## LISTED RECORDS
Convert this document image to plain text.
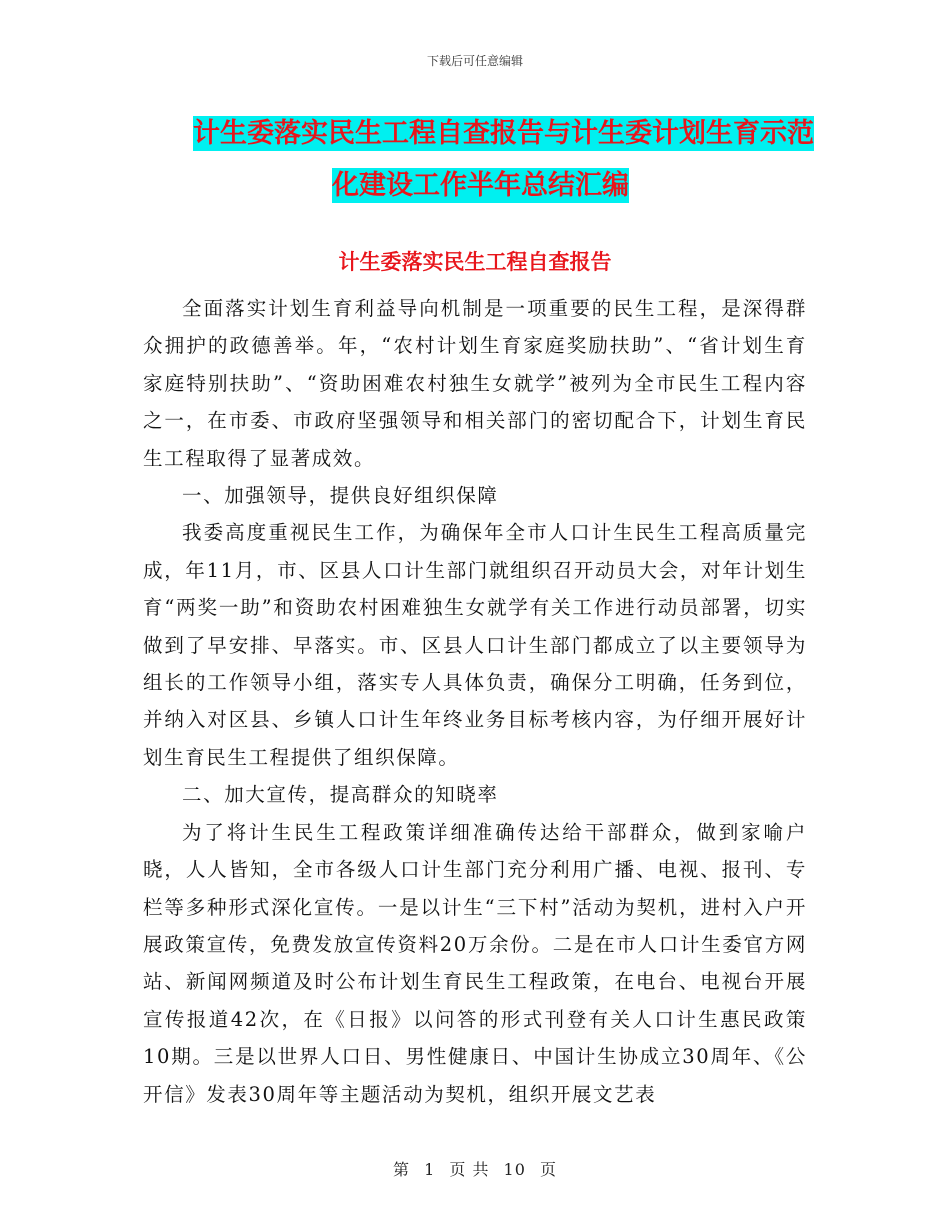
下载后可任意编辑
计生委落实民生工程自查报告与计生委计划生育示范
化建设工作半年总结汇编
计生委落实民生工程自查报告

全面落实计划生育利益导向机制是一项重要的民生工程，是深得群众拥护的政德善举。年，“农村计划生育家庭奖励扶助”、“省计划生育家庭特别扶助”、“资助困难农村独生女就学”被列为全市民生工程内容之一，在市委、市政府坚强领导和相关部门的密切配合下，计划生育民生工程取得了显著成效。

一、加强领导，提供良好组织保障

我委高度重视民生工作，为确保年全市人口计生民生工程高质量完成，年11月，市、区县人口计生部门就组织召开动员大会，对年计划生育“两奖一助”和资助农村困难独生女就学有关工作进行动员部署，切实做到了早安排、早落实。市、区县人口计生部门都成立了以主要领导为组长的工作领导小组，落实专人具体负责，确保分工明确，任务到位，并纳入对区县、乡镇人口计生年终业务目标考核内容，为仔细开展好计划生育民生工程提供了组织保障。

二、加大宣传，提高群众的知晓率

为了将计生民生工程政策详细准确传达给干部群众，做到家喻户晓，人人皆知，全市各级人口计生部门充分利用广播、电视、报刊、专栏等多种形式深化宣传。一是以计生“三下村”活动为契机，进村入户开展政策宣传，免费发放宣传资料20万余份。二是在市人口计生委官方网站、新闻网频道及时公布计划生育民生工程政策，在电台、电视台开展宣传报道42次，在《日报》以问答的形式刊登有关人口计生惠民政策10期。三是以世界人口日、男性健康日、中国计生协成立30周年、《公开信》发表30周年等主题活动为契机，组织开展文艺表

第 1 页 共 10 页
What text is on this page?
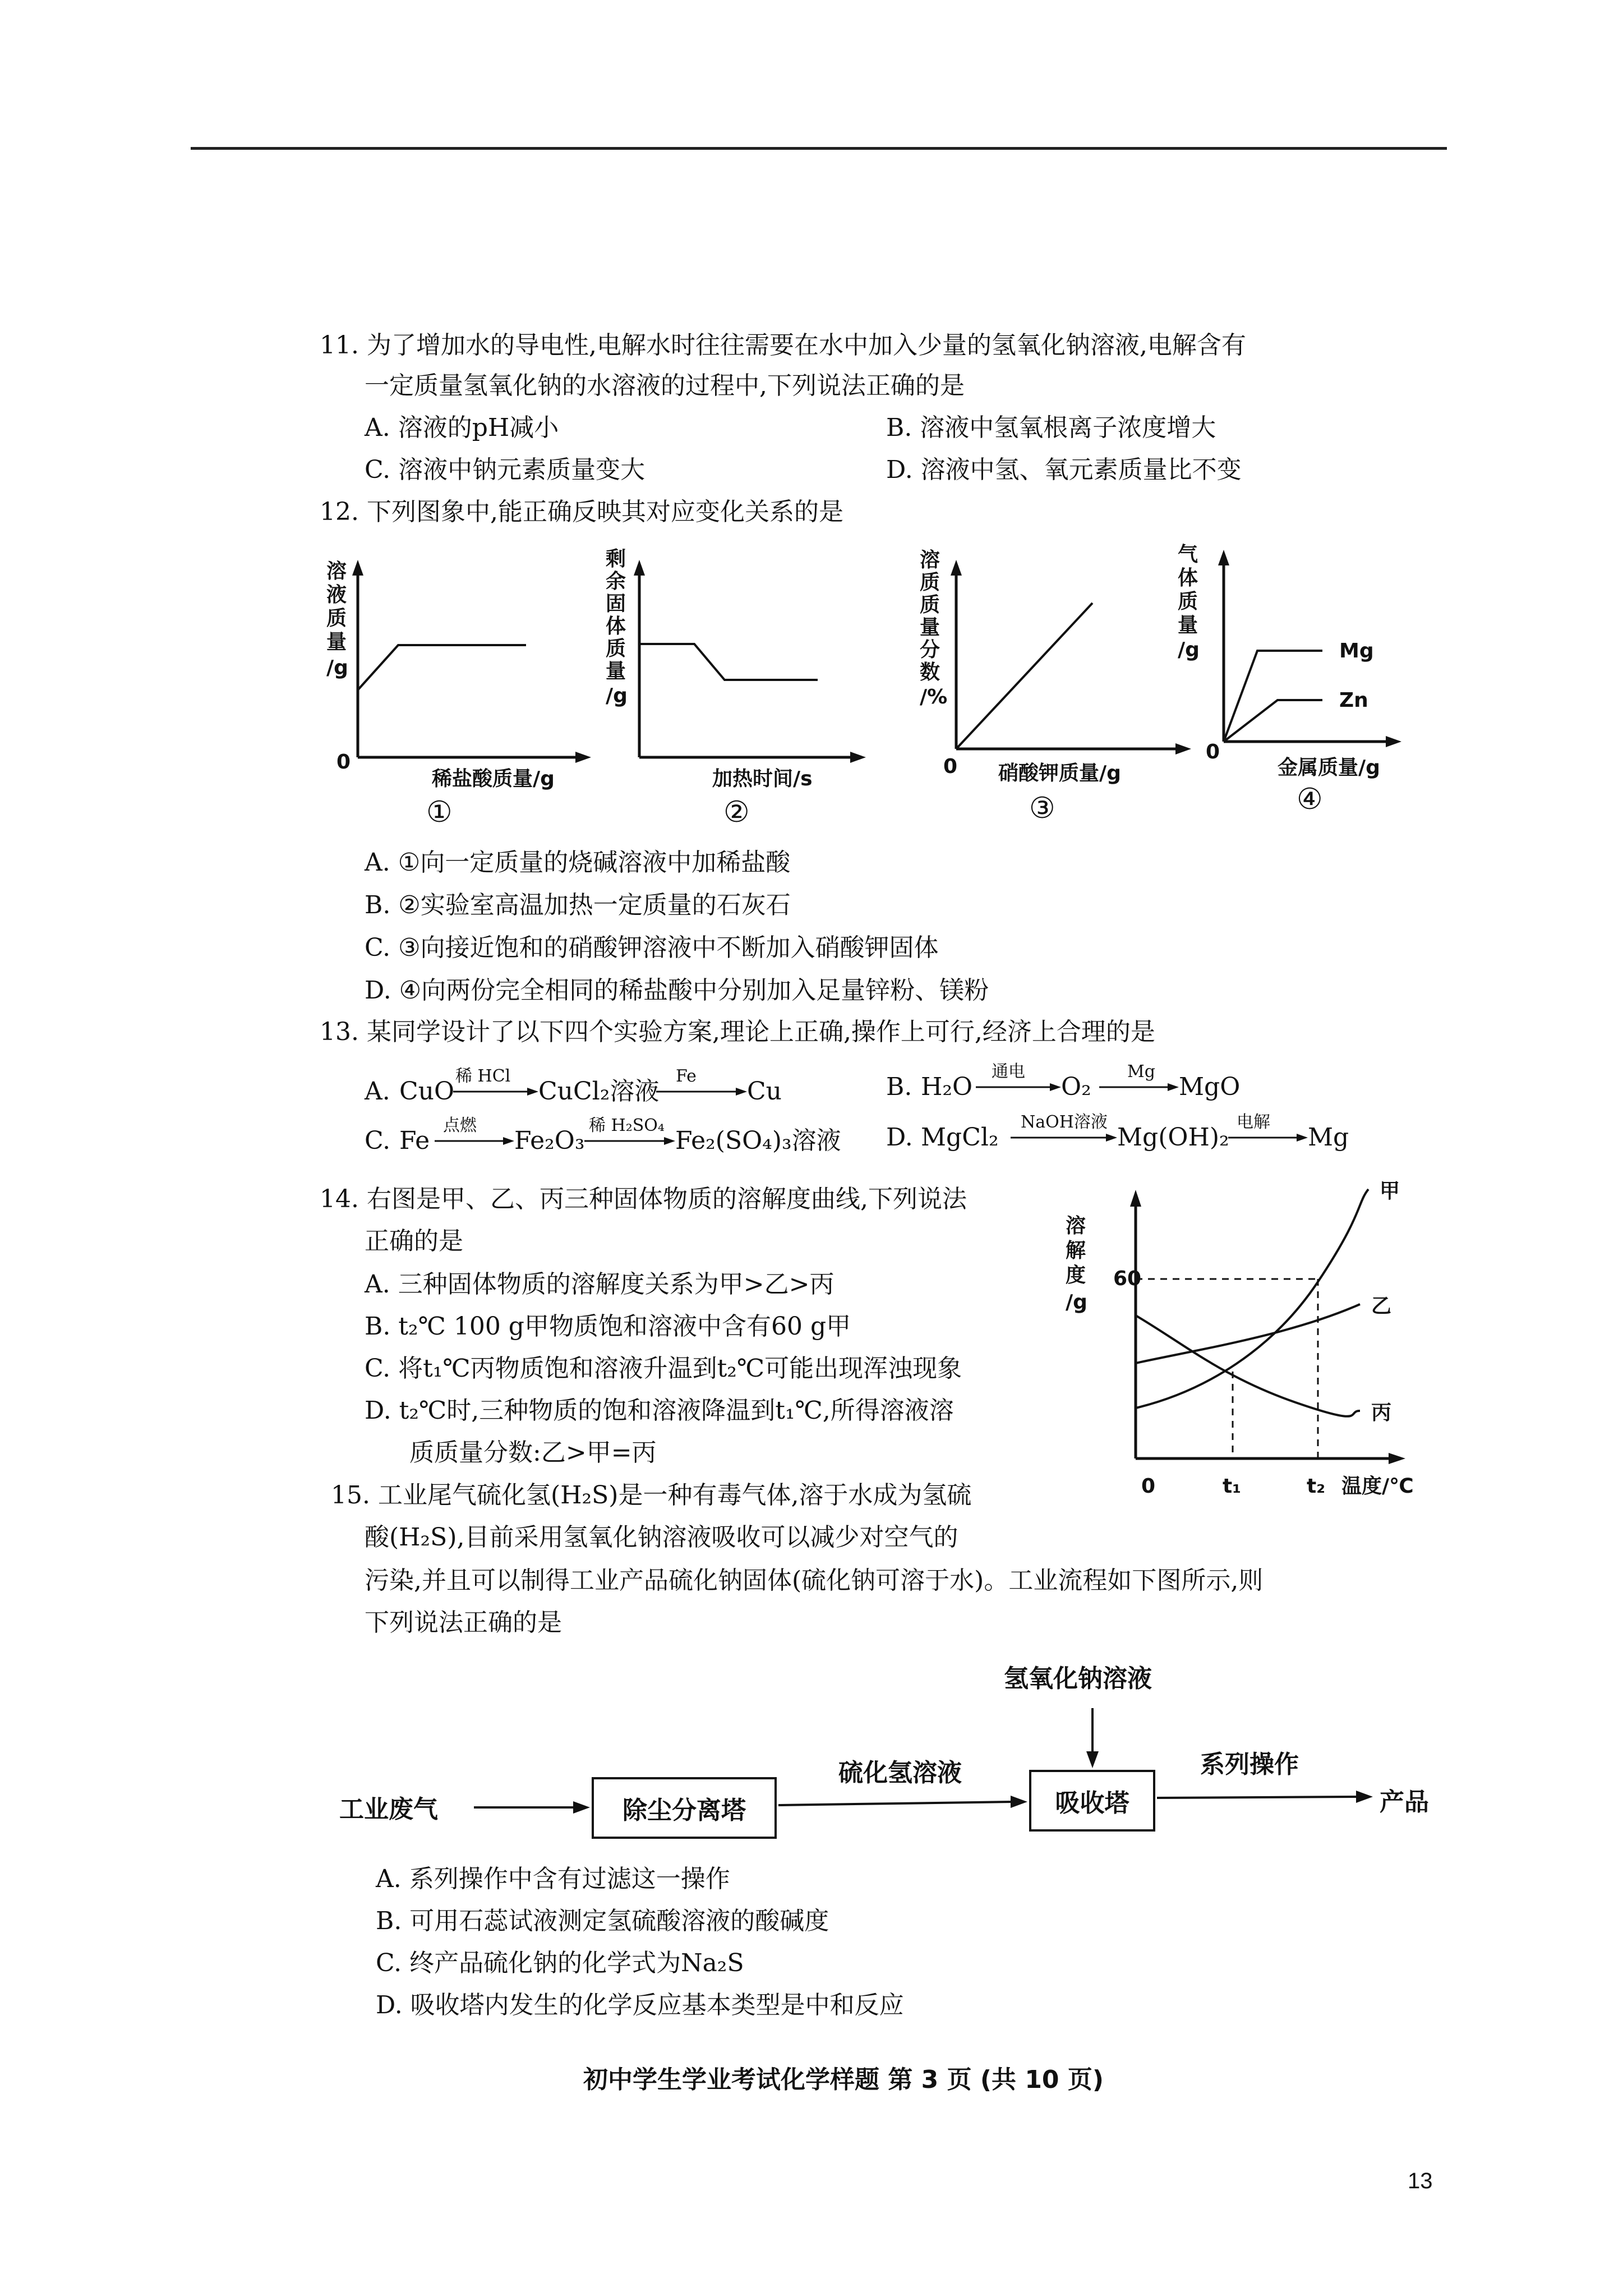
11. 为了增加水的导电性,电解水时往往需要在水中加入少量的氢氧化钠溶液,电解含有
一定质量氢氧化钠的水溶液的过程中,下列说法正确的是
A. 溶液的pH减小	B. 溶液中氢氧根离子浓度增大
C. 溶液中钠元素质量变大	D. 溶液中氢、氧元素质量比不变
12. 下列图象中,能正确反映其对应变化关系的是
溶
液
质
量
/g
0
稀盐酸质量/g
①
剩
余
固
体
质
量
/g
加热时间/s
②
溶
质
质
量
分
数
/%
0 硝酸钾质量/g
③
气
体
质
量
/g	Mg
Zn
0
金属质量/g
④
A. ①向一定质量的烧碱溶液中加稀盐酸
B. ②实验室高温加热一定质量的石灰石
C. ③向接近饱和的硝酸钾溶液中不断加入硝酸钾固体
D. ④向两份完全相同的稀盐酸中分别加入足量锌粉、镁粉
13. 某同学设计了以下四个实验方案,理论上正确,操作上可行,经济上合理的是
A. CuO
稀 HCl
CuCl₂溶液
Fe
Cu	B. H₂O
通电
O₂
Mg
MgO
C. Fe
点燃
Fe₂O₃
稀 H₂SO₄
Fe₂(SO₄)₃溶液 D. MgCl₂
NaOH溶液
Mg(OH)₂
电解
Mg
14. 右图是甲、乙、丙三种固体物质的溶解度曲线,下列说法
正确的是
A. 三种固体物质的溶解度关系为甲>乙>丙
B. t₂℃ 100 g甲物质饱和溶液中含有60 g甲
C. 将t₁℃丙物质饱和溶液升温到t₂℃可能出现浑浊现象
D. t₂℃时,三种物质的饱和溶液降温到t₁℃,所得溶液溶
质质量分数:乙>甲=丙
溶
解
度
/g
60
甲
乙
丙
0	t₁	t₂ 温度/℃
15. 工业尾气硫化氢(H₂S)是一种有毒气体,溶于水成为氢硫
酸(H₂S),目前采用氢氧化钠溶液吸收可以减少对空气的
污染,并且可以制得工业产品硫化钠固体(硫化钠可溶于水)。工业流程如下图所示,则
下列说法正确的是
工业废气	除尘分离塔
硫化氢溶液
氢氧化钠溶液
吸收塔
系列操作
产品
A. 系列操作中含有过滤这一操作
B. 可用石蕊试液测定氢硫酸溶液的酸碱度
C. 终产品硫化钠的化学式为Na₂S
D. 吸收塔内发生的化学反应基本类型是中和反应
初中学生学业考试化学样题 第 3 页 (共 10 页)
13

## INSTRUCTIONS FOR THE TASK
Find every line holding the word "text"; give their count and nothing else.

## SOLUTION TO THIS EXERCISE
2